▶ _Instructions to follow_
Return a copy of every line in the records that includes the word "Make".

▶ _Supplied information_
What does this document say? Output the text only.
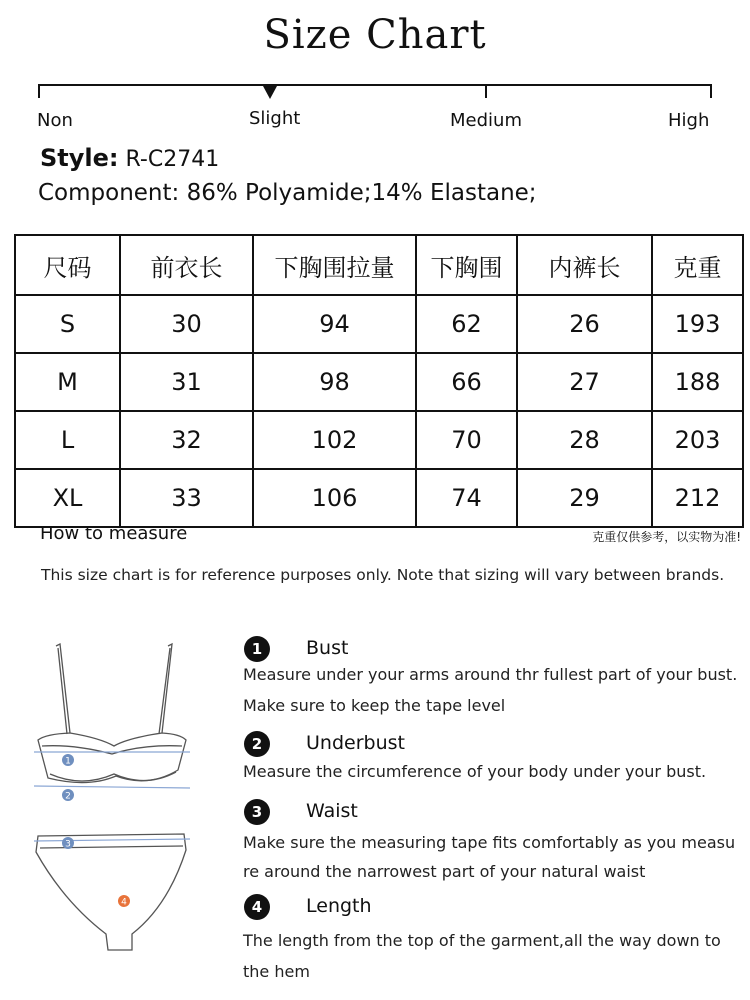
Size Chart
Non	Slight	Medium	High
Style: R-C2741
Component: 86% Polyamide;14% Elastane;
尺码	前衣长	下胸围拉量	下胸围	内裤长	克重
S	30	94	62	26	193
M	31	98	66	27	188
L	32	102	70	28	203
XL	33	106	74	29	212
How to measure	克重仅供参考，以实物为准!
This size chart is for reference purposes only. Note that sizing will vary between brands.
1
2
3
4
1	Bust
Measure under your arms around thr fullest part of your bust.
Make sure to keep the tape level
2	Underbust
Measure the circumference of your body under your bust.
3	Waist
Make sure the measuring tape fits comfortably as you measu
re around the narrowest part of your natural waist
4	Length
The length from the top of the garment,all the way down to
the hem
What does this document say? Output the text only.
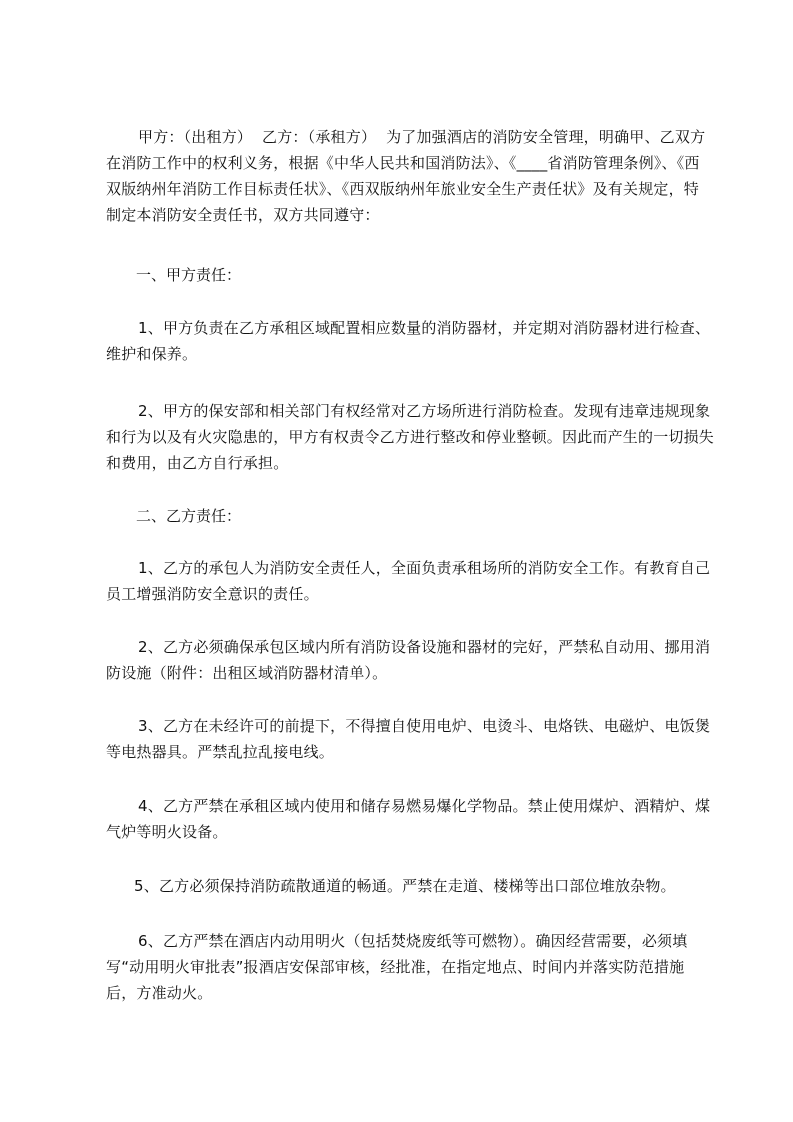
甲方：（出租方）  乙方：（承租方）  为了加强酒店的消防安全管理，明确甲、乙双方在消防工作中的权利义务，根据《中华人民共和国消防法》、《____省消防管理条例》、《西双版纳州年消防工作目标责任状》、《西双版纳州年旅业安全生产责任状》及有关规定，特制定本消防安全责任书，双方共同遵守：
一、甲方责任：
1、甲方负责在乙方承租区域配置相应数量的消防器材，并定期对消防器材进行检查、维护和保养。
2、甲方的保安部和相关部门有权经常对乙方场所进行消防检查。发现有违章违规现象和行为以及有火灾隐患的，甲方有权责令乙方进行整改和停业整顿。因此而产生的一切损失和费用，由乙方自行承担。
二、乙方责任：
1、乙方的承包人为消防安全责任人，全面负责承租场所的消防安全工作。有教育自己员工增强消防安全意识的责任。
2、乙方必须确保承包区域内所有消防设备设施和器材的完好，严禁私自动用、挪用消防设施（附件：出租区域消防器材清单）。
3、乙方在未经许可的前提下，不得擅自使用电炉、电烫斗、电烙铁、电磁炉、电饭煲等电热器具。严禁乱拉乱接电线。
4、乙方严禁在承租区域内使用和储存易燃易爆化学物品。禁止使用煤炉、酒精炉、煤气炉等明火设备。
5、乙方必须保持消防疏散通道的畅通。严禁在走道、楼梯等出口部位堆放杂物。
6、乙方严禁在酒店内动用明火（包括焚烧废纸等可燃物）。确因经营需要，必须填写“动用明火审批表”报酒店安保部审核，经批准，在指定地点、时间内并落实防范措施后，方准动火。
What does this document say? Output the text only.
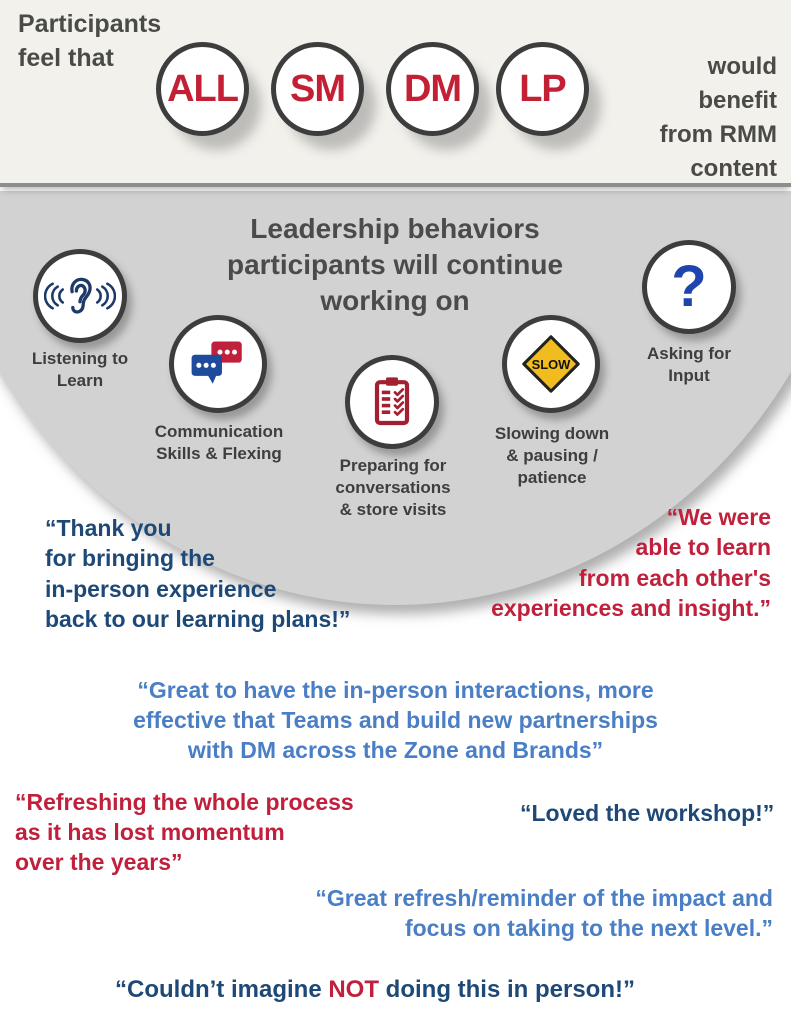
Participants
feel that
ALL SM DM LP
would
benefit
from RMM
content
Leadership behaviors
participants will continue
working on
Listening to
Learn
Communication
Skills & Flexing
Preparing for
conversations
& store visits
SLOW
Slowing down
& pausing /
patience
?
Asking for
Input
“Thank you
for bringing the
in-person experience
back to our learning plans!”
“We were
able to learn
from each other's
experiences and insight.”
“Great to have the in-person interactions, more
effective that Teams and build new partnerships
with DM across the Zone and Brands”
“Refreshing the whole process
as it has lost momentum
over the years”
“Loved the workshop!”
“Great refresh/reminder of the impact and
focus on taking to the next level.”
“Couldn’t imagine NOT doing this in person!”
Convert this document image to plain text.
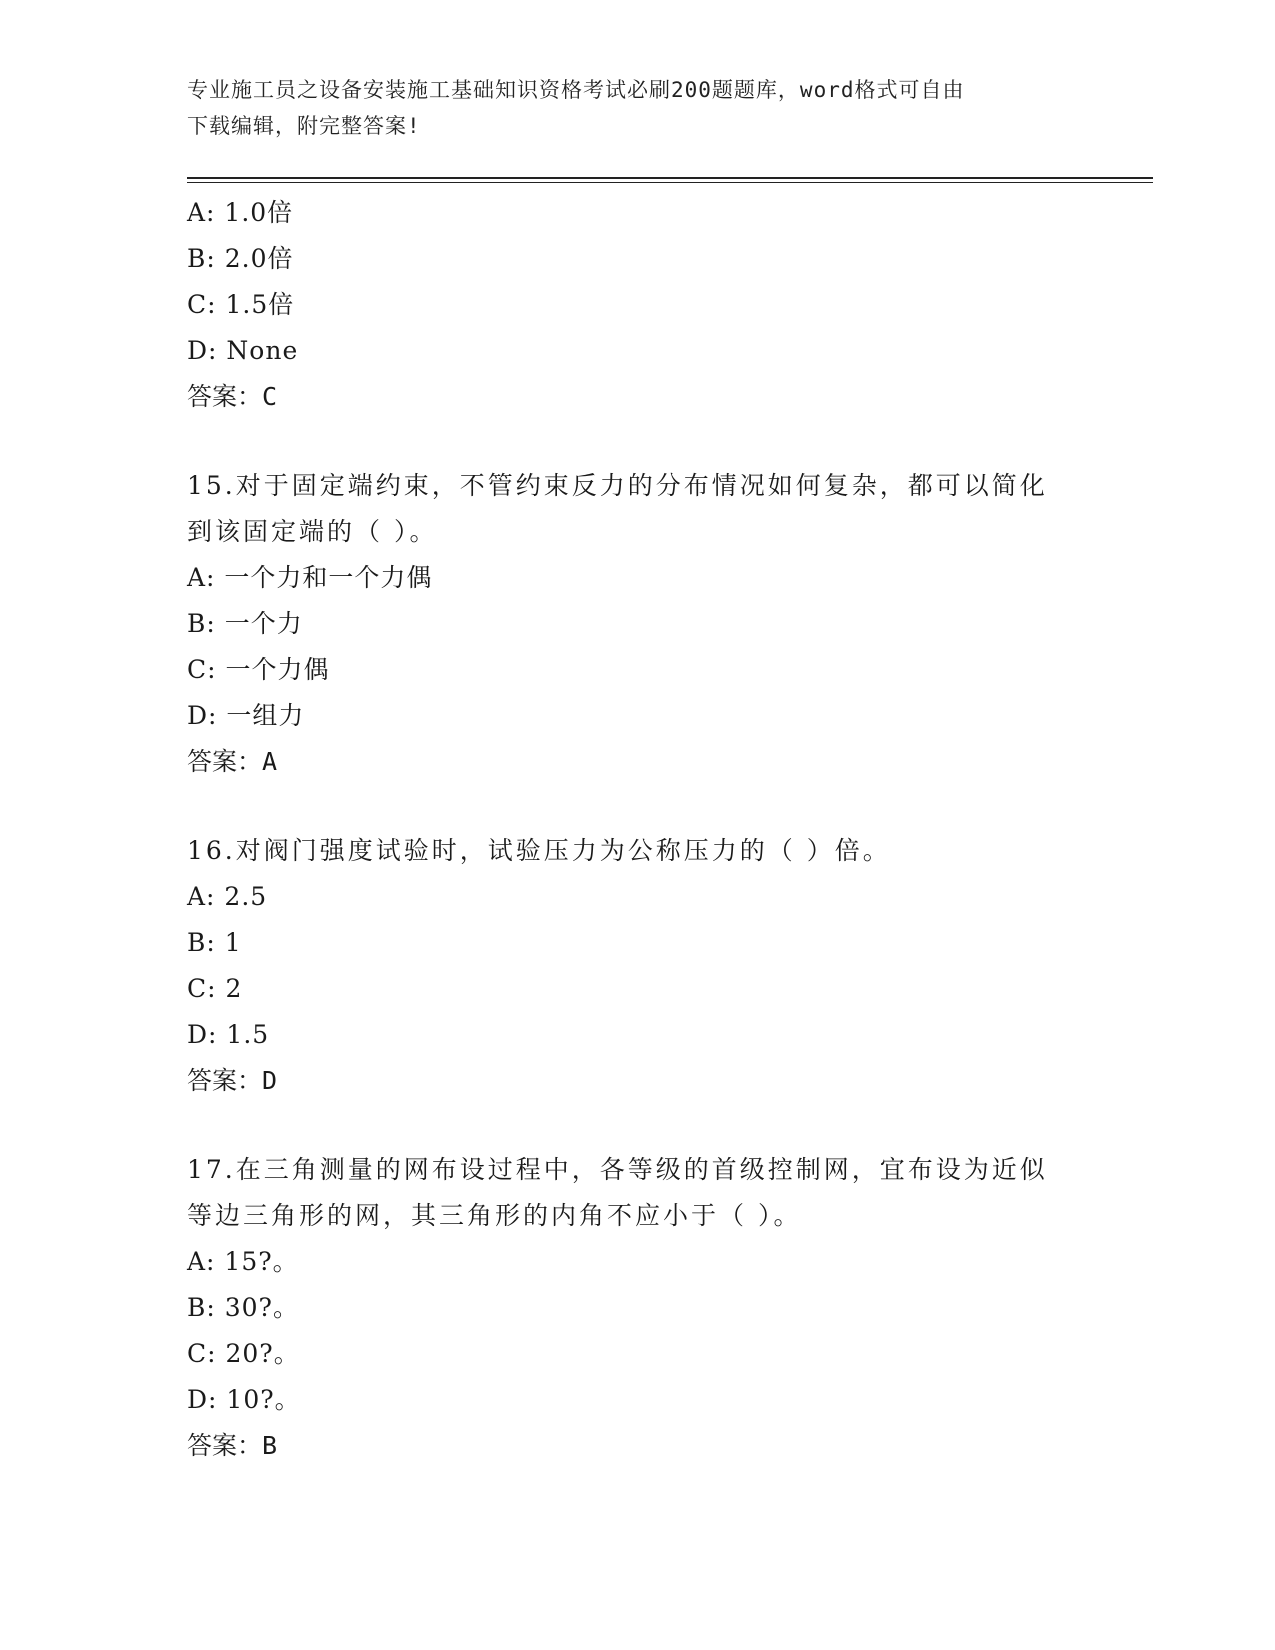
专业施工员之设备安装施工基础知识资格考试必刷200题题库，word格式可自由
下载编辑，附完整答案!
A: 1.0倍
B: 2.0倍
C: 1.5倍
D: None
答案：C
15.对于固定端约束，不管约束反力的分布情况如何复杂，都可以简化
到该固定端的（ ）。
A: 一个力和一个力偶
B: 一个力
C: 一个力偶
D: 一组力
答案：A
16.对阀门强度试验时，试验压力为公称压力的（ ）倍。
A: 2.5
B: 1
C: 2
D: 1.5
答案：D
17.在三角测量的网布设过程中，各等级的首级控制网，宜布设为近似
等边三角形的网，其三角形的内角不应小于（ ）。
A: 15?。
B: 30?。
C: 20?。
D: 10?。
答案：B
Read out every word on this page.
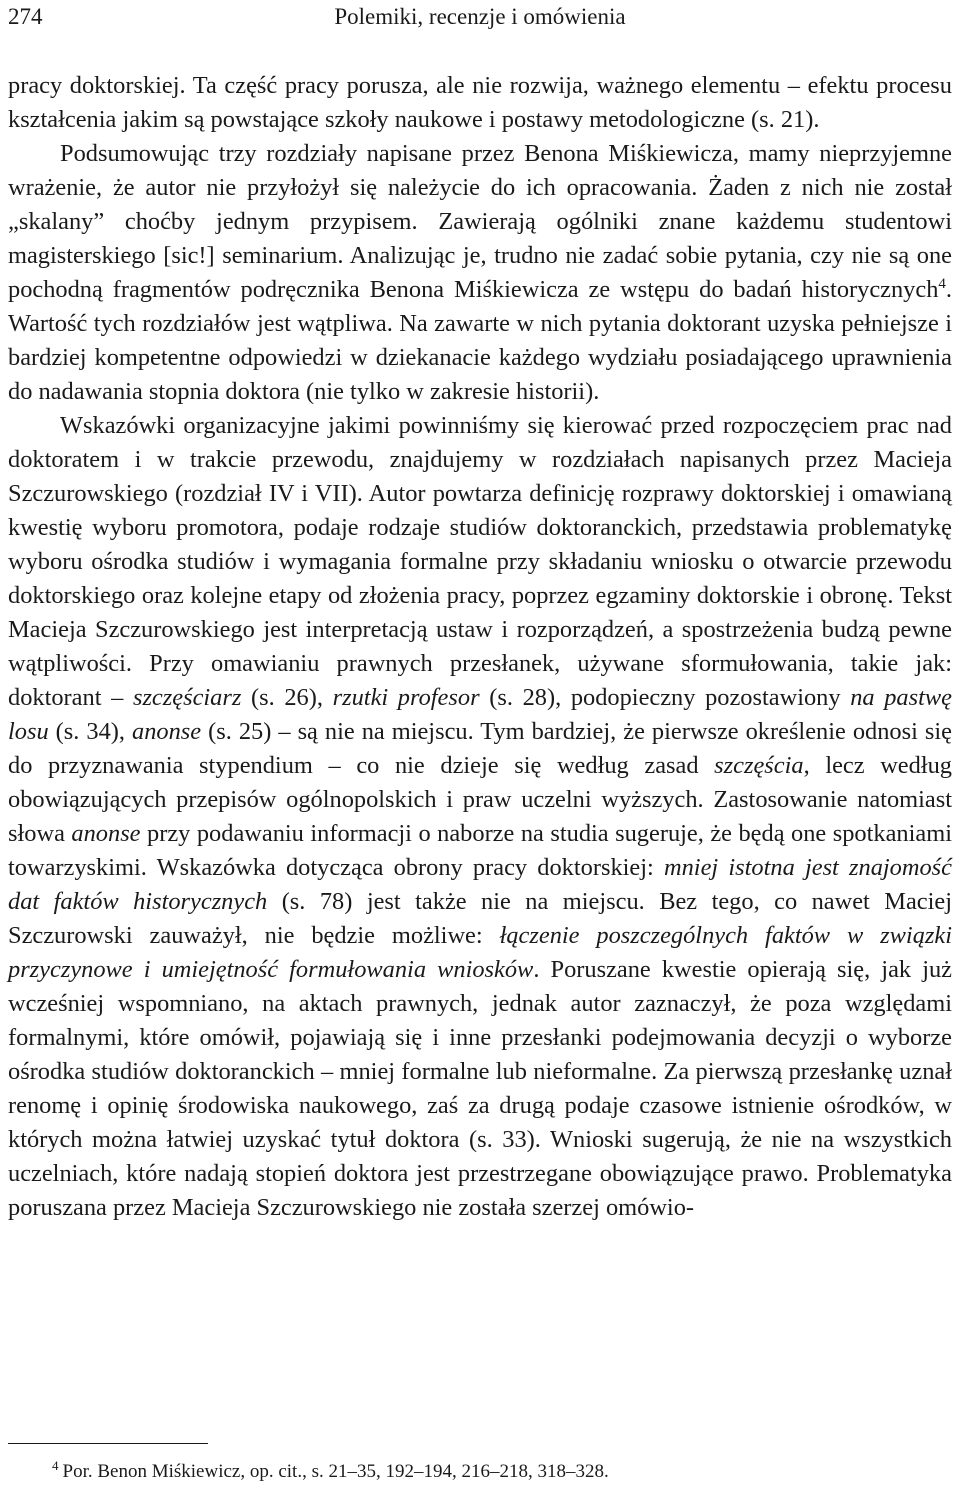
274	Polemiki, recenzje i omówienia

pracy doktorskiej. Ta część pracy porusza, ale nie rozwija, ważnego elementu – efektu procesu kształcenia jakim są powstające szkoły naukowe i postawy metodologiczne (s. 21).

Podsumowując trzy rozdziały napisane przez Benona Miśkiewicza, mamy nieprzyjemne wrażenie, że autor nie przyłożył się należycie do ich opracowania. Żaden z nich nie został „skalany” choćby jednym przypisem. Zawierają ogólniki znane każdemu studentowi magisterskiego [sic!] seminarium. Analizując je, trudno nie zadać sobie pytania, czy nie są one pochodną fragmentów podręcznika Benona Miśkiewicza ze wstępu do badań historycznych$^4$. Wartość tych rozdziałów jest wątpliwa. Na zawarte w nich pytania doktorant uzyska pełniejsze i bardziej kompetentne odpowiedzi w dziekanacie każdego wydziału posiadającego uprawnienia do nadawania stopnia doktora (nie tylko w zakresie historii).

Wskazówki organizacyjne jakimi powinniśmy się kierować przed rozpoczęciem prac nad doktoratem i w trakcie przewodu, znajdujemy w rozdziałach napisanych przez Macieja Szczurowskiego (rozdział IV i VII). Autor powtarza definicję rozprawy doktorskiej i omawianą kwestię wyboru promotora, podaje rodzaje studiów doktoranckich, przedstawia problematykę wyboru ośrodka studiów i wymagania formalne przy składaniu wniosku o otwarcie przewodu doktorskiego oraz kolejne etapy od złożenia pracy, poprzez egzaminy doktorskie i obronę. Tekst Macieja Szczurowskiego jest interpretacją ustaw i rozporządzeń, a spostrzeżenia budzą pewne wątpliwości. Przy omawianiu prawnych przesłanek, używane sformułowania, takie jak: doktorant – szczęściarz (s. 26), rzutki profesor (s. 28), podopieczny pozostawiony na pastwę losu (s. 34), anonse (s. 25) – są nie na miejscu. Tym bardziej, że pierwsze określenie odnosi się do przyznawania stypendium – co nie dzieje się według zasad szczęścia, lecz według obowiązujących przepisów ogólnopolskich i praw uczelni wyższych. Zastosowanie natomiast słowa anonse przy podawaniu informacji o naborze na studia sugeruje, że będą one spotkaniami towarzyskimi. Wskazówka dotycząca obrony pracy doktorskiej: mniej istotna jest znajomość dat faktów historycznych (s. 78) jest także nie na miejscu. Bez tego, co nawet Maciej Szczurowski zauważył, nie będzie możliwe: łączenie poszczególnych faktów w związki przyczynowe i umiejętność formułowania wniosków. Poruszane kwestie opierają się, jak już wcześniej wspomniano, na aktach prawnych, jednak autor zaznaczył, że poza względami formalnymi, które omówił, pojawiają się i inne przesłanki podejmowania decyzji o wyborze ośrodka studiów doktoranckich – mniej formalne lub nieformalne. Za pierwszą przesłankę uznał renomę i opinię środowiska naukowego, zaś za drugą podaje czasowe istnienie ośrodków, w których można łatwiej uzyskać tytuł doktora (s. 33). Wnioski sugerują, że nie na wszystkich uczelniach, które nadają stopień doktora jest przestrzegane obowiązujące prawo. Problematyka poruszana przez Macieja Szczurowskiego nie została szerzej omówio-

$^4$ Por. Benon Miśkiewicz, op. cit., s. 21–35, 192–194, 216–218, 318–328.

▶ _Response for this exercise_
Make sure to keep the tape level
Make sure the measuring tape fits comfortably as you measu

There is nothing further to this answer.